Type out the records that follow, exactly as given.

++++++++

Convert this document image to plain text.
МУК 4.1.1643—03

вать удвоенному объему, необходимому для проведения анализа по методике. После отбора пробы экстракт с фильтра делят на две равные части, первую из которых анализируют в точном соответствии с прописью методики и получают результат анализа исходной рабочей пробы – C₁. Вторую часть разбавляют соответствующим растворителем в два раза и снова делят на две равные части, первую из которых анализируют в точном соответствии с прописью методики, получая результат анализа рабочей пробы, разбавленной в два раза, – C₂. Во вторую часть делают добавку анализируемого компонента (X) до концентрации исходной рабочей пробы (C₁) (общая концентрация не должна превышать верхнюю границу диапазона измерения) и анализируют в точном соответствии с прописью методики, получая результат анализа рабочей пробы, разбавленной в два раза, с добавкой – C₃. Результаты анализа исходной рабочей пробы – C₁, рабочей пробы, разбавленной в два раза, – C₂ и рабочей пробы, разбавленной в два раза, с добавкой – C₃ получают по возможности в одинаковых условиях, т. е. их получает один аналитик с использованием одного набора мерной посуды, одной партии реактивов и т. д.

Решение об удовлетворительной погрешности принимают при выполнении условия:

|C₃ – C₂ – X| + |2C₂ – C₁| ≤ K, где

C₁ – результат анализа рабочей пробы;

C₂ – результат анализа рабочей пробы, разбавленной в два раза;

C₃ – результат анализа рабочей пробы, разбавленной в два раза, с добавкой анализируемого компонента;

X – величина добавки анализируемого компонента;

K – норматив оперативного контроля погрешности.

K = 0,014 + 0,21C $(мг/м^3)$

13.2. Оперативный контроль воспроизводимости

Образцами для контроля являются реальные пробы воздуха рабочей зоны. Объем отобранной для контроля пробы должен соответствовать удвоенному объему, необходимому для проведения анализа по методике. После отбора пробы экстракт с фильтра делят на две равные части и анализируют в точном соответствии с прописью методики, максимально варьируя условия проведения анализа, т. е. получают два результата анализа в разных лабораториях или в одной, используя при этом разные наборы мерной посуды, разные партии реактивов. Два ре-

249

++++++++

- _Task answer_:
Convert this document image to plain text.
МУК 4.1.1643—03

вать удвоенному объему, необходимому для проведения анализа по методике. После отбора пробы экстракт с фильтра делят на две равные части, первую из которых анализируют в точном соответствии с прописью методики и получают результат анализа исходной рабочей пробы – C₁. Вторую часть разбавляют соответствующим растворителем в два раза и снова делят на две равные части, первую из которых анализируют в точном соответствии с прописью методики, получая результат анализа рабочей пробы, разбавленной в два раза, – C₂. Во вторую часть делают добавку анализируемого компонента (X) до концентрации исходной рабочей пробы (C₁) (общая концентрация не должна превышать верхнюю границу диапазона измерения) и анализируют в точном соответствии с прописью методики, получая результат анализа рабочей пробы, разбавленной в два раза, с добавкой – C₃. Результаты анализа исходной рабочей пробы – C₁, рабочей пробы, разбавленной в два раза, – C₂ и рабочей пробы, разбавленной в два раза, с добавкой – C₃ получают по возможности в одинаковых условиях, т. е. их получает один аналитик с использованием одного набора мерной посуды, одной партии реактивов и т. д.

Решение об удовлетворительной погрешности принимают при выполнении условия:

|C₃ – C₂ – X| + |2C₂ – C₁| ≤ K, где

C₁ – результат анализа рабочей пробы;

C₂ – результат анализа рабочей пробы, разбавленной в два раза;

C₃ – результат анализа рабочей пробы, разбавленной в два раза, с добавкой анализируемого компонента;

X – величина добавки анализируемого компонента;

K – норматив оперативного контроля погрешности.

K = 0,014 + 0,21C $(мг/м^3)$

13.2. Оперативный контроль воспроизводимости

Образцами для контроля являются реальные пробы воздуха рабочей зоны. Объем отобранной для контроля пробы должен соответствовать удвоенному объему, необходимому для проведения анализа по методике. После отбора пробы экстракт с фильтра делят на две равные части и анализируют в точном соответствии с прописью методики, максимально варьируя условия проведения анализа, т. е. получают два результата анализа в разных лабораториях или в одной, используя при этом разные наборы мерной посуды, разные партии реактивов. Два ре-

249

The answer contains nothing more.